(Given instruction):
Below are some records; retype all of them exactly.

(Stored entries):
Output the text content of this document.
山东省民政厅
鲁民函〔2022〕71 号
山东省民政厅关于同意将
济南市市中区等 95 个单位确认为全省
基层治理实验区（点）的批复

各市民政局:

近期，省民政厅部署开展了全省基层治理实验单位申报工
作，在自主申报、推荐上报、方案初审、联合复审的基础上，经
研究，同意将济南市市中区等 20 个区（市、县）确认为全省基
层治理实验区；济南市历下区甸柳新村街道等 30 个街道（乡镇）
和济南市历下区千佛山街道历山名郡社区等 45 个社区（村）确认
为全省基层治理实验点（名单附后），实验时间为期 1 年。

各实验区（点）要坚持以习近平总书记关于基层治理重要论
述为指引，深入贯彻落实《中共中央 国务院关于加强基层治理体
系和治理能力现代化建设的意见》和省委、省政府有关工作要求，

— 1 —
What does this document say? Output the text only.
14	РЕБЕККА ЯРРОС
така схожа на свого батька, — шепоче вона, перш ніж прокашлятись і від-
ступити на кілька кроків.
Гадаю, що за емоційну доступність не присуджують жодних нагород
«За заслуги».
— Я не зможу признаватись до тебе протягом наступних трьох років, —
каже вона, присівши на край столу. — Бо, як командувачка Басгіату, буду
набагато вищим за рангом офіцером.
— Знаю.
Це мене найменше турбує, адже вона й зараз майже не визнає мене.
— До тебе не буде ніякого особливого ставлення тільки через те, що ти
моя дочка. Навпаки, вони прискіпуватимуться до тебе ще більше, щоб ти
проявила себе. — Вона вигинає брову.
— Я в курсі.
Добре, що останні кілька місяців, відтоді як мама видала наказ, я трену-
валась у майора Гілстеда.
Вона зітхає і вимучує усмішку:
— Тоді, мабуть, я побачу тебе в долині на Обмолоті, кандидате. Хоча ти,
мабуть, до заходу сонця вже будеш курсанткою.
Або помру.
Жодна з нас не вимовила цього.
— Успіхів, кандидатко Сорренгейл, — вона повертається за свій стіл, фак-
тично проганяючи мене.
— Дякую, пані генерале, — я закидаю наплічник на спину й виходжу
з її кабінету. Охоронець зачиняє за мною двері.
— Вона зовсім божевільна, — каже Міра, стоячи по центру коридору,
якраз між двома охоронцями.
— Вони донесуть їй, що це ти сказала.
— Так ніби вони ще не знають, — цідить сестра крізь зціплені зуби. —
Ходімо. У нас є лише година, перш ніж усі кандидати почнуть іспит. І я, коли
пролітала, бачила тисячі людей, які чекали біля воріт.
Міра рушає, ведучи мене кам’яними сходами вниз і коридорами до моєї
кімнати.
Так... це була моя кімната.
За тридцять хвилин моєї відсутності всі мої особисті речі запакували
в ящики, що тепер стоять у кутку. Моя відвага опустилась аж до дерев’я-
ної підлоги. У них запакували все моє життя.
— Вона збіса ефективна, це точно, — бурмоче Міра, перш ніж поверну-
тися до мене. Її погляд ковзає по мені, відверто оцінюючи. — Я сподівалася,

(Correct result):
Output the text content of this document.
山东省民政厅
鲁民函〔2022〕71 号
山东省民政厅关于同意将
济南市市中区等 95 个单位确认为全省
基层治理实验区（点）的批复

各市民政局:

近期，省民政厅部署开展了全省基层治理实验单位申报工
作，在自主申报、推荐上报、方案初审、联合复审的基础上，经
研究，同意将济南市市中区等 20 个区（市、县）确认为全省基
层治理实验区；济南市历下区甸柳新村街道等 30 个街道（乡镇）
和济南市历下区千佛山街道历山名郡社区等 45 个社区（村）确认
为全省基层治理实验点（名单附后），实验时间为期 1 年。

各实验区（点）要坚持以习近平总书记关于基层治理重要论
述为指引，深入贯彻落实《中共中央 国务院关于加强基层治理体
系和治理能力现代化建设的意见》和省委、省政府有关工作要求，

— 1 —
What does this document say? Output the text only.
14	РЕБЕККА ЯРРОС
така схожа на свого батька, — шепоче вона, перш ніж прокашлятись і від-
ступити на кілька кроків.
Гадаю, що за емоційну доступність не присуджують жодних нагород
«За заслуги».
— Я не зможу признаватись до тебе протягом наступних трьох років, —
каже вона, присівши на край столу. — Бо, як командувачка Басгіату, буду
набагато вищим за рангом офіцером.
— Знаю.
Це мене найменше турбує, адже вона й зараз майже не визнає мене.
— До тебе не буде ніякого особливого ставлення тільки через те, що ти
моя дочка. Навпаки, вони прискіпуватимуться до тебе ще більше, щоб ти
проявила себе. — Вона вигинає брову.
— Я в курсі.
Добре, що останні кілька місяців, відтоді як мама видала наказ, я трену-
валась у майора Гілстеда.
Вона зітхає і вимучує усмішку:
— Тоді, мабуть, я побачу тебе в долині на Обмолоті, кандидате. Хоча ти,
мабуть, до заходу сонця вже будеш курсанткою.
Або помру.
Жодна з нас не вимовила цього.
— Успіхів, кандидатко Сорренгейл, — вона повертається за свій стіл, фак-
тично проганяючи мене.
— Дякую, пані генерале, — я закидаю наплічник на спину й виходжу
з її кабінету. Охоронець зачиняє за мною двері.
— Вона зовсім божевільна, — каже Міра, стоячи по центру коридору,
якраз між двома охоронцями.
— Вони донесуть їй, що це ти сказала.
— Так ніби вони ще не знають, — цідить сестра крізь зціплені зуби. —
Ходімо. У нас є лише година, перш ніж усі кандидати почнуть іспит. І я, коли
пролітала, бачила тисячі людей, які чекали біля воріт.
Міра рушає, ведучи мене кам’яними сходами вниз і коридорами до моєї
кімнати.
Так... це була моя кімната.
За тридцять хвилин моєї відсутності всі мої особисті речі запакували
в ящики, що тепер стоять у кутку. Моя відвага опустилась аж до дерев’я-
ної підлоги. У них запакували все моє життя.
— Вона збіса ефективна, це точно, — бурмоче Міра, перш ніж поверну-
тися до мене. Її погляд ковзає по мені, відверто оцінюючи. — Я сподівалася,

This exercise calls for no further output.